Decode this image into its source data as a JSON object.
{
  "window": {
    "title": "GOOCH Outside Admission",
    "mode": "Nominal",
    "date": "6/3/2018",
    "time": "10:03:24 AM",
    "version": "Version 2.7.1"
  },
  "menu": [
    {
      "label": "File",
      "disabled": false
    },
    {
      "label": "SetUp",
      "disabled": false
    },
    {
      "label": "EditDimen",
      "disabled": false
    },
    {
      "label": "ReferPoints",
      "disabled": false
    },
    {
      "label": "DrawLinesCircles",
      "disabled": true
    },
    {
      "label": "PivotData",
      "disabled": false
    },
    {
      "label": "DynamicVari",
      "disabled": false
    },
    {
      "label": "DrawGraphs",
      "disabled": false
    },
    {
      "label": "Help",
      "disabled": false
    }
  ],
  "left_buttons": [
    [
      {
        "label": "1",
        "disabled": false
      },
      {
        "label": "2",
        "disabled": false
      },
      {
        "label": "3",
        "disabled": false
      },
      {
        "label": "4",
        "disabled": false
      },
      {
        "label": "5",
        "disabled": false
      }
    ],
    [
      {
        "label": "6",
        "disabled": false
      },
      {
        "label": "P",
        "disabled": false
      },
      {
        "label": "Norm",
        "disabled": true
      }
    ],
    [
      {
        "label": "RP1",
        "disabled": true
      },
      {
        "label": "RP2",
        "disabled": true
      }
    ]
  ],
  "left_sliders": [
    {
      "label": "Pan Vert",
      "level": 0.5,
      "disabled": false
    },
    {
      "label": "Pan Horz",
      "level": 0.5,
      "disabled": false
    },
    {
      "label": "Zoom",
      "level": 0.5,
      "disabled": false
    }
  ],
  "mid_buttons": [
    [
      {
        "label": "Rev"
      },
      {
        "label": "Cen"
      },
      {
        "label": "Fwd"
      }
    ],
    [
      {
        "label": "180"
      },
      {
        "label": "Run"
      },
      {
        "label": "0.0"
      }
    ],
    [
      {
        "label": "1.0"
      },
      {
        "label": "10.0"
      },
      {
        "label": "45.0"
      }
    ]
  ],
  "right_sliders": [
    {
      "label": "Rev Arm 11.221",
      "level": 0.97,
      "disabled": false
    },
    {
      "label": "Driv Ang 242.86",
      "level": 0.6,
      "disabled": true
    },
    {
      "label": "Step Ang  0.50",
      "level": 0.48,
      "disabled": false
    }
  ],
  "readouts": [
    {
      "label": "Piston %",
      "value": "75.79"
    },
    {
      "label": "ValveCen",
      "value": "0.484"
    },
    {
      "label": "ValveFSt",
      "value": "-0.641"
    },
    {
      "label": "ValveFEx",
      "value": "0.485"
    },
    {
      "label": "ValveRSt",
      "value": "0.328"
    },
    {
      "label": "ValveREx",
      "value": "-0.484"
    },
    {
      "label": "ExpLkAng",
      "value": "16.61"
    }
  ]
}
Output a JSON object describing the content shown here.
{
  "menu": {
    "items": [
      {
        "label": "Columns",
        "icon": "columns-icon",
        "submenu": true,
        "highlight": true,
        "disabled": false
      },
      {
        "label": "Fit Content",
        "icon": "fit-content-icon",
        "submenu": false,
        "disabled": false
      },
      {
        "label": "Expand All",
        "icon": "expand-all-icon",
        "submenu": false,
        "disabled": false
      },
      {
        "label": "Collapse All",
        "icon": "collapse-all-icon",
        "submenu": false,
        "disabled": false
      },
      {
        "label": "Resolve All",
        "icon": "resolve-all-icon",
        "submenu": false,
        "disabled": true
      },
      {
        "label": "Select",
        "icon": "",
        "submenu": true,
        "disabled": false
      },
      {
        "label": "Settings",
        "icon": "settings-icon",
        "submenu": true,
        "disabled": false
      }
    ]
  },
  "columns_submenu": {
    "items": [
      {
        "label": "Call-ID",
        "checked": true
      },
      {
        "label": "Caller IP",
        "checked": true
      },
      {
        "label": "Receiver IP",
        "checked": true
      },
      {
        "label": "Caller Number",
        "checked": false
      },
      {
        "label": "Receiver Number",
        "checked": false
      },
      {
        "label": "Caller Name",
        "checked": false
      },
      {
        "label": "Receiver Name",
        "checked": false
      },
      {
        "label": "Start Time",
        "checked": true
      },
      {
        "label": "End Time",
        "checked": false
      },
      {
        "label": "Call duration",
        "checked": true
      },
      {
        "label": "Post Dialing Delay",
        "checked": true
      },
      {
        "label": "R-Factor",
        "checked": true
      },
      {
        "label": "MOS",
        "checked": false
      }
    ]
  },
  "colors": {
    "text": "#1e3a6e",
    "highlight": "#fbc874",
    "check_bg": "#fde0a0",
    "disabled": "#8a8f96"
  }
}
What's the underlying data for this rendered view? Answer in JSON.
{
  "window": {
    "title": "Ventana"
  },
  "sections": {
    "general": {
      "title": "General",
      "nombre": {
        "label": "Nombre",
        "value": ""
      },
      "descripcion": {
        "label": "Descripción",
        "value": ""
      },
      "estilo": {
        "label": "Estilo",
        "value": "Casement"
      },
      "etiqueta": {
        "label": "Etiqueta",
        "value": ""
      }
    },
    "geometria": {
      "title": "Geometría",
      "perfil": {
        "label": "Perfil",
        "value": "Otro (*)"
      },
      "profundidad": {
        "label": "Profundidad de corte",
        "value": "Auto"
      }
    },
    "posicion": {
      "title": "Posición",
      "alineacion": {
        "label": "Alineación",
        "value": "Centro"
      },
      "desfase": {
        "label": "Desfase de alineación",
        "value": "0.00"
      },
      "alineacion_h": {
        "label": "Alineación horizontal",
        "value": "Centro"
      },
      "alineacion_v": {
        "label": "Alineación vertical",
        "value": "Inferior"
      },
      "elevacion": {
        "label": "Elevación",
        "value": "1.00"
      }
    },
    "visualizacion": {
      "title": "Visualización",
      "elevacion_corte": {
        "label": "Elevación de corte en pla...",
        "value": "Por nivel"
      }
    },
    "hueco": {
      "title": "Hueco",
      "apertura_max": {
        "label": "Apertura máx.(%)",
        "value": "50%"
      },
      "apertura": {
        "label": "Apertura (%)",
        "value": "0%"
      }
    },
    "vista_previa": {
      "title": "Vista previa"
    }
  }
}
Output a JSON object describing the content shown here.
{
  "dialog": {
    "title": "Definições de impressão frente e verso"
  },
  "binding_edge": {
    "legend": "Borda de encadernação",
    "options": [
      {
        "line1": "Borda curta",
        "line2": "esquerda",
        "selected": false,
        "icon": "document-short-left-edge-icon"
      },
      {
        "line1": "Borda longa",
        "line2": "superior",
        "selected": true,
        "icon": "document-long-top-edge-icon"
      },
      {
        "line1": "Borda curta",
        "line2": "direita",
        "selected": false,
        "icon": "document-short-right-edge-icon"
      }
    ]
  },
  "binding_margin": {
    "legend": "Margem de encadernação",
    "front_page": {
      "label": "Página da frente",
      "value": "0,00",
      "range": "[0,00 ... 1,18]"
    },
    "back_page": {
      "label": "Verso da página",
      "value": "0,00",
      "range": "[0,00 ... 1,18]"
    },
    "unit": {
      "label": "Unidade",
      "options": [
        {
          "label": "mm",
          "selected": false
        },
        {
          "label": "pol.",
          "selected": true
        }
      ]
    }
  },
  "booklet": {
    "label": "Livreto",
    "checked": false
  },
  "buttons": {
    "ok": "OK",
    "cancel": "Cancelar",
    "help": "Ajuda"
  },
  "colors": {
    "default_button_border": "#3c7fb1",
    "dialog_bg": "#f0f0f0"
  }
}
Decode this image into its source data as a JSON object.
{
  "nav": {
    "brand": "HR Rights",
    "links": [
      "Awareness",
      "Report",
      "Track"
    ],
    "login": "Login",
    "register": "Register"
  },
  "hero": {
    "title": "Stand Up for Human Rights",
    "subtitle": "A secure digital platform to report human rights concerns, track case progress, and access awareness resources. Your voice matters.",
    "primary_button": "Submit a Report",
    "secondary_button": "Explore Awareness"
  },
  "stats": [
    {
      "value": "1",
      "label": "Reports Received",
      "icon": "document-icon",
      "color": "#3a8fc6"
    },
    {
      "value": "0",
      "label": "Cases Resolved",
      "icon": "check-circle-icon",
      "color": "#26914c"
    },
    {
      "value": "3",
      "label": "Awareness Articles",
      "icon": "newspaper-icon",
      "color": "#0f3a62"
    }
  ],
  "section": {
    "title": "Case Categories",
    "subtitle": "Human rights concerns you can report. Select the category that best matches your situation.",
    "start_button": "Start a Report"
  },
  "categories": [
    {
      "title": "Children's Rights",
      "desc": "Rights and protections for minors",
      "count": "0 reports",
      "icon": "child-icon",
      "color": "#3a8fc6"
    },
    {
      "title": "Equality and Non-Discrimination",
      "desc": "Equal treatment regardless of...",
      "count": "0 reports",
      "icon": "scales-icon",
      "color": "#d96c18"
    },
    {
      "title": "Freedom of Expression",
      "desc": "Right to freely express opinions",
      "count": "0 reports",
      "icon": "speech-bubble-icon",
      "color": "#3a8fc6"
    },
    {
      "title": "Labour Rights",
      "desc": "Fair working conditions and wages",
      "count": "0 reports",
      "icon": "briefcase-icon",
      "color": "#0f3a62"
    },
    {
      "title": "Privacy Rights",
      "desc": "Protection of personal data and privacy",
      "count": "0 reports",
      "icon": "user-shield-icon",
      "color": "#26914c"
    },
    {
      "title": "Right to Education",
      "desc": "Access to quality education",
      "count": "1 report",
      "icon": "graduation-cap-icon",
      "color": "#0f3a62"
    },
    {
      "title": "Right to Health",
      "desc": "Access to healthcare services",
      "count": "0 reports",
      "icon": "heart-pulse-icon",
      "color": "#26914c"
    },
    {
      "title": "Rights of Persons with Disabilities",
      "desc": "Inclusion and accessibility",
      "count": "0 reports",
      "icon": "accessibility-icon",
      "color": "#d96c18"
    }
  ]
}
+-------+
• What is asked:
Only the count is needed: the number of lines in the data that include the word "subtitle".

• Output of the exercise:
2